**WHAT YOU SHOULD DO**
Lines that include the word "Rehabilitation" are the ones to copy.

(Figure contents as structured data)
## Begin
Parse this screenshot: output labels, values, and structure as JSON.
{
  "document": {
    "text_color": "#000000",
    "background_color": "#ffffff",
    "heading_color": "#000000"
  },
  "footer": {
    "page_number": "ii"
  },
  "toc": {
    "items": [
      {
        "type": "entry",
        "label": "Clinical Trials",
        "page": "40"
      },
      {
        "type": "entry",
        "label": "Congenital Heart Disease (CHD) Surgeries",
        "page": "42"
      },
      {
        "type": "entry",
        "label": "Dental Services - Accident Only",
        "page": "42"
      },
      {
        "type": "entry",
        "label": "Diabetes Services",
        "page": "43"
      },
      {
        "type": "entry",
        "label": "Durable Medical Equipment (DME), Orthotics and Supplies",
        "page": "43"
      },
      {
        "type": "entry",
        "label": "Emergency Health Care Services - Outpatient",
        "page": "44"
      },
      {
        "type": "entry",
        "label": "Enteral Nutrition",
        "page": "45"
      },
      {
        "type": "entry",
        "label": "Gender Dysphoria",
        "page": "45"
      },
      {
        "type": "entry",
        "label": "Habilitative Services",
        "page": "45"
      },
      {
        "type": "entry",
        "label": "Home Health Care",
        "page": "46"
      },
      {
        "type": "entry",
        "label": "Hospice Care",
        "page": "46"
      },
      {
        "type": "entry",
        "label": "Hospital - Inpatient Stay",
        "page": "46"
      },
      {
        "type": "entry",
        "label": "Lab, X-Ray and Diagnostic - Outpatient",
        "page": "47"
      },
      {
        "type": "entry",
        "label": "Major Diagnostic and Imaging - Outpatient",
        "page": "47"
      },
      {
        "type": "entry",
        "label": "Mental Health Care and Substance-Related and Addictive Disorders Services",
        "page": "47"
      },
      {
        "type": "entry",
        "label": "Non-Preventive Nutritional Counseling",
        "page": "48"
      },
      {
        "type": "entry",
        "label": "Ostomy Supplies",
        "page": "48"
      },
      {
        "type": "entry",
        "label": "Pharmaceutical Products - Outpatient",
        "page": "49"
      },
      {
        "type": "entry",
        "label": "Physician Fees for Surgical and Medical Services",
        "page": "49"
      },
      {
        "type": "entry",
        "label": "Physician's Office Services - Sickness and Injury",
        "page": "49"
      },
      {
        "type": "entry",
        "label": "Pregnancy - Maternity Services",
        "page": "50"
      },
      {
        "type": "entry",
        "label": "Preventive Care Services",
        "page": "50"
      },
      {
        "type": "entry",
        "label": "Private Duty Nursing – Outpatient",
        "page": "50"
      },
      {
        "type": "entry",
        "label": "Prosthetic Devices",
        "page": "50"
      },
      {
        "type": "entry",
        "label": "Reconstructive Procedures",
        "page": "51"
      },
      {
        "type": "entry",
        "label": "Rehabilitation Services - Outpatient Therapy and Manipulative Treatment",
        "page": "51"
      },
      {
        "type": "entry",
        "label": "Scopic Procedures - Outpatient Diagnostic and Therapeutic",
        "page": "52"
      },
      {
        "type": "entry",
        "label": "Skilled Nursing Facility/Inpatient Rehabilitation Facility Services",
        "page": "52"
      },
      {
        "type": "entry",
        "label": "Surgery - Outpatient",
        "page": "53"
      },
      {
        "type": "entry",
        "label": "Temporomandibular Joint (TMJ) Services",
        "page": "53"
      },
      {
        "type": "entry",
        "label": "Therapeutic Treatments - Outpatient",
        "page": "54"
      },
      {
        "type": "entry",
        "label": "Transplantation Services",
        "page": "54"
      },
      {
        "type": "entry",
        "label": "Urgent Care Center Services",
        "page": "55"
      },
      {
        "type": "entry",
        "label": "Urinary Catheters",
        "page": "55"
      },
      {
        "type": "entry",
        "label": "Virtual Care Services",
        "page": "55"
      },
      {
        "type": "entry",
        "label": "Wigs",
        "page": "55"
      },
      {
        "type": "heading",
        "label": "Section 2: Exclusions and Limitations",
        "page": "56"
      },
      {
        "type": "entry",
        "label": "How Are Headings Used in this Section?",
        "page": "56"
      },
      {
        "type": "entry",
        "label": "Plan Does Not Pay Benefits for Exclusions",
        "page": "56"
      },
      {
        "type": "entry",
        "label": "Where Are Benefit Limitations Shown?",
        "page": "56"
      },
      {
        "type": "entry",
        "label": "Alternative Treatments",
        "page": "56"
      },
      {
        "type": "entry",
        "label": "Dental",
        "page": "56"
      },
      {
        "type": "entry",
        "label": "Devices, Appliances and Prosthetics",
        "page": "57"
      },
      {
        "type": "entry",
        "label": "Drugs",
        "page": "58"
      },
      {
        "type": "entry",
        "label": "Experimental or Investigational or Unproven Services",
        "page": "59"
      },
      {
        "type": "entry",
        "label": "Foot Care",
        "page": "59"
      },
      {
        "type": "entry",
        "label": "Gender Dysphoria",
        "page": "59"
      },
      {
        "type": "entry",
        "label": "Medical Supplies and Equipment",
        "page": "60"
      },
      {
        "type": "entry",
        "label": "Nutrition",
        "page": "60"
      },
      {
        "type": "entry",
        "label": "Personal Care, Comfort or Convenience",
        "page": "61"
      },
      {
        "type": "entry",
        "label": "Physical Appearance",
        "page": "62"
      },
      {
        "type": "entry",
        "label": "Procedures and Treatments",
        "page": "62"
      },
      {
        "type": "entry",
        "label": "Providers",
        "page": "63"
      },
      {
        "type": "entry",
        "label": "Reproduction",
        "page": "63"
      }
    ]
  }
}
## End
**CORRECT RESULT**
        "label": "Rehabilitation Services - Outpatient Therapy and Manipulative Treatment",
        "label": "Skilled Nursing Facility/Inpatient Rehabilitation Facility Services",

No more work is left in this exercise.